Extract the records below word for word and ignore the images.

***** Dataset extract

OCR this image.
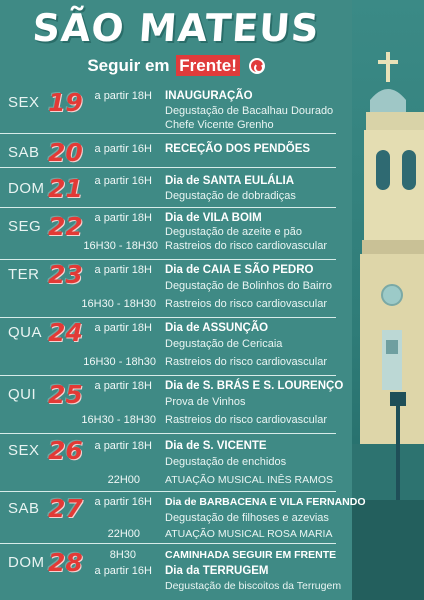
SÃO MATEUS
Seguir em Frente!
SEX 19	a partir 18H INAUGURAÇÃO
Degustação de Bacalhau Dourado
Chefe Vicente Grenho
SAB 20	a partir 16H RECEÇÃO DOS PENDÕES
DOM 21	a partir 16H Dia de SANTA EULÁLIA
Degustação de dobradiças
SEG 22	a partir 18H Dia de VILA BOIM
Degustação de azeite e pão
16H30 - 18H30 Rastreios do risco cardiovascular
TER 23	a partir 18H Dia de CAIA E SÃO PEDRO
Degustação de Bolinhos do Bairro
16H30 - 18H30 Rastreios do risco cardiovascular
QUA 24	a partir 18H Dia de ASSUNÇÃO
Degustação de Cericaia
16H30 - 18h30 Rastreios do risco cardiovascular
QUI 25	a partir 18H Dia de S. BRÁS E S. LOURENÇO
Prova de Vinhos
16H30 - 18H30 Rastreios do risco cardiovascular
SEX 26	a partir 18H Dia de S. VICENTE
Degustação de enchidos
22H00 ATUAÇÃO MUSICAL INÊS RAMOS
SAB 27	a partir 16H Dia de BARBACENA E VILA FERNANDO
Degustação de filhoses e azevias
22H00 ATUAÇÃO MUSICAL ROSA MARIA
DOM 28	8H30	CAMINHADA SEGUIR EM FRENTE
a partir 16H Dia da TERRUGEM
Degustação de biscoitos da Terrugem
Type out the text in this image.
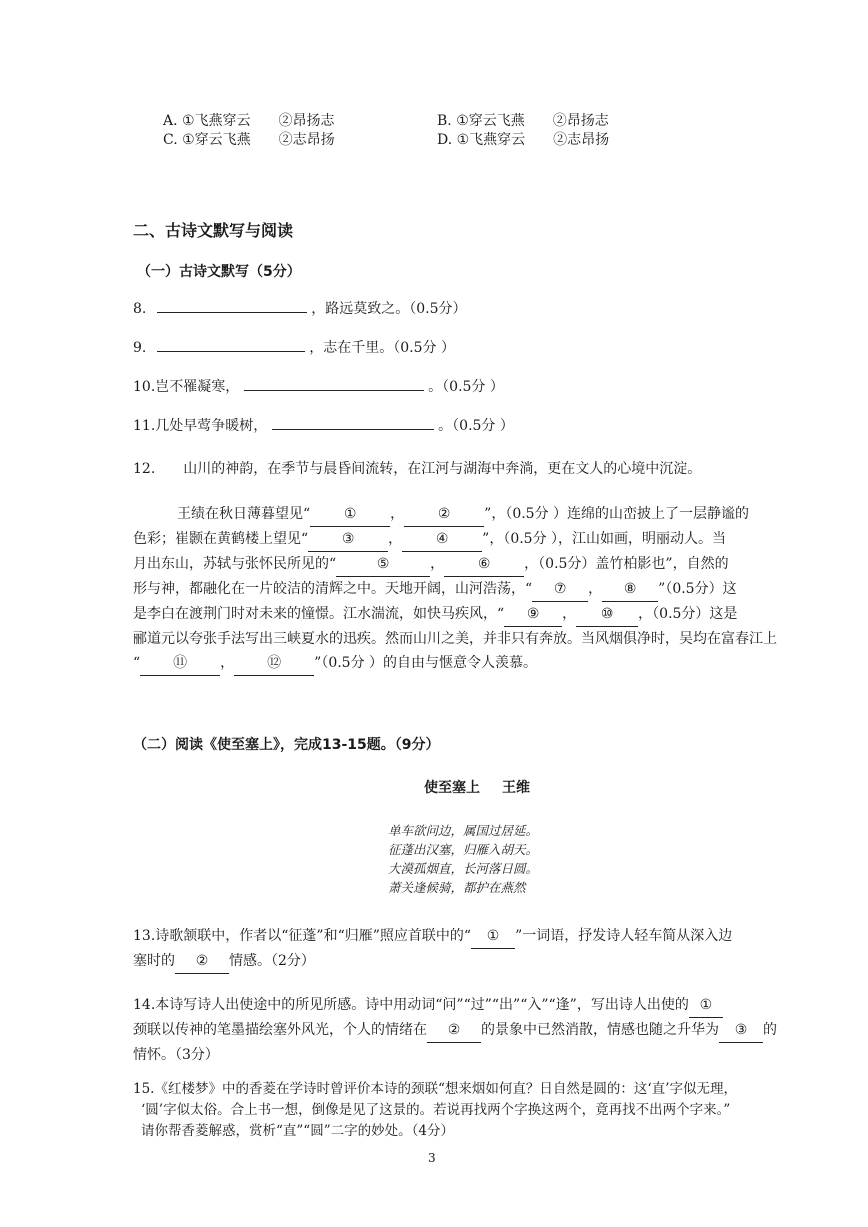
A. ①飞燕穿云　　②昂扬志	B. ①穿云飞燕　　②昂扬志
C. ①穿云飞燕　　②志昂扬	D. ①飞燕穿云　　②志昂扬
二、古诗文默写与阅读
（一）古诗文默写（5分）
8.	，路远莫致之。（0.5分）
9.	，志在千里。（0.5分 ）
10.岂不罹凝寒，	。（0.5分 ）
11.几处早莺争暖树，	。（0.5分 ）
12.　　山川的神韵，在季节与晨昏间流转，在江河与湖海中奔淌，更在文人的心境中沉淀。
王绩在秋日薄暮望见“ ① ， ② ”，（0.5分 ）连绵的山峦披上了一层静谧的
色彩；崔颢在黄鹤楼上望见“ ③ ， ④ ”，（0.5分 ），江山如画，明丽动人。当
月出东山，苏轼与张怀民所见的“	⑤	， ⑥ ，（0.5分）盖竹柏影也”，自然的
形与神，都融化在一片皎洁的清辉之中。天地开阔，山河浩荡，“ ⑦ ， ⑧ ”（0.5分）这
是李白在渡荆门时对未来的憧憬。江水湍流，如快马疾风，“ ⑨ ， ⑩ ，（0.5分）这是
郦道元以夸张手法写出三峡夏水的迅疾。然而山川之美，并非只有奔放。当风烟俱净时，吴均在富春江上
“ ⑪ ， ⑫ ”（0.5分 ）的自由与惬意令人羡慕。
（二）阅读《使至塞上》，完成13-15题。（9分）
使至塞上 王维
单车欲问边，属国过居延。
征蓬出汉塞，归雁入胡天。
大漠孤烟直，长河落日圆。
萧关逢候骑，都护在燕然
13.诗歌颔联中，作者以“征蓬”和“归雁”照应首联中的“ ① ”一词语，抒发诗人轻车简从深入边
塞时的 ② 情感。（2分）
14.本诗写诗人出使途中的所见所感。诗中用动词“问”“过”“出”“入”“逢”，写出诗人出使的 ①
颈联以传神的笔墨描绘塞外风光，个人的情绪在 ② 的景象中已然消散，情感也随之升华为 ③ 的
情怀。（3分）
15.《红楼梦》中的香菱在学诗时曾评价本诗的颈联“想来烟如何直？日自然是圆的：这‘直’字似无理，
‘圆’字似太俗。合上书一想，倒像是见了这景的。若说再找两个字换这两个，竟再找不出两个字来。”
请你帮香菱解惑，赏析“直”“圆”二字的妙处。（4分）
3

**********

■ Solved exercise:
OCR this image.
SÃO MATEUS
Seguir em Frente!
SEX 19	a partir 18H INAUGURAÇÃO
Degustação de Bacalhau Dourado
Chefe Vicente Grenho
SAB 20	a partir 16H RECEÇÃO DOS PENDÕES
DOM 21	a partir 16H Dia de SANTA EULÁLIA
Degustação de dobradiças
SEG 22	a partir 18H Dia de VILA BOIM
Degustação de azeite e pão
16H30 - 18H30 Rastreios do risco cardiovascular
TER 23	a partir 18H Dia de CAIA E SÃO PEDRO
Degustação de Bolinhos do Bairro
16H30 - 18H30 Rastreios do risco cardiovascular
QUA 24	a partir 18H Dia de ASSUNÇÃO
Degustação de Cericaia
16H30 - 18h30 Rastreios do risco cardiovascular
QUI 25	a partir 18H Dia de S. BRÁS E S. LOURENÇO
Prova de Vinhos
16H30 - 18H30 Rastreios do risco cardiovascular
SEX 26	a partir 18H Dia de S. VICENTE
Degustação de enchidos
22H00 ATUAÇÃO MUSICAL INÊS RAMOS
SAB 27	a partir 16H Dia de BARBACENA E VILA FERNANDO
Degustação de filhoses e azevias
22H00 ATUAÇÃO MUSICAL ROSA MARIA
DOM 28	8H30	CAMINHADA SEGUIR EM FRENTE
a partir 16H Dia da TERRUGEM
Degustação de biscoitos da Terrugem
Type out the text in this image.
A. ①飞燕穿云　　②昂扬志	B. ①穿云飞燕　　②昂扬志
C. ①穿云飞燕　　②志昂扬	D. ①飞燕穿云　　②志昂扬
二、古诗文默写与阅读
（一）古诗文默写（5分）
8.	，路远莫致之。（0.5分）
9.	，志在千里。（0.5分 ）
10.岂不罹凝寒，	。（0.5分 ）
11.几处早莺争暖树，	。（0.5分 ）
12.　　山川的神韵，在季节与晨昏间流转，在江河与湖海中奔淌，更在文人的心境中沉淀。
王绩在秋日薄暮望见“ ① ， ② ”，（0.5分 ）连绵的山峦披上了一层静谧的
色彩；崔颢在黄鹤楼上望见“ ③ ， ④ ”，（0.5分 ），江山如画，明丽动人。当
月出东山，苏轼与张怀民所见的“	⑤	， ⑥ ，（0.5分）盖竹柏影也”，自然的
形与神，都融化在一片皎洁的清辉之中。天地开阔，山河浩荡，“ ⑦ ， ⑧ ”（0.5分）这
是李白在渡荆门时对未来的憧憬。江水湍流，如快马疾风，“ ⑨ ， ⑩ ，（0.5分）这是
郦道元以夸张手法写出三峡夏水的迅疾。然而山川之美，并非只有奔放。当风烟俱净时，吴均在富春江上
“ ⑪ ， ⑫ ”（0.5分 ）的自由与惬意令人羡慕。
（二）阅读《使至塞上》，完成13-15题。（9分）
使至塞上 王维
单车欲问边，属国过居延。
征蓬出汉塞，归雁入胡天。
大漠孤烟直，长河落日圆。
萧关逢候骑，都护在燕然
13.诗歌颔联中，作者以“征蓬”和“归雁”照应首联中的“ ① ”一词语，抒发诗人轻车简从深入边
塞时的 ② 情感。（2分）
14.本诗写诗人出使途中的所见所感。诗中用动词“问”“过”“出”“入”“逢”，写出诗人出使的 ①
颈联以传神的笔墨描绘塞外风光，个人的情绪在 ② 的景象中已然消散，情感也随之升华为 ③ 的
情怀。（3分）
15.《红楼梦》中的香菱在学诗时曾评价本诗的颈联“想来烟如何直？日自然是圆的：这‘直’字似无理，
‘圆’字似太俗。合上书一想，倒像是见了这景的。若说再找两个字换这两个，竟再找不出两个字来。”
请你帮香菱解惑，赏析“直”“圆”二字的妙处。（4分）
3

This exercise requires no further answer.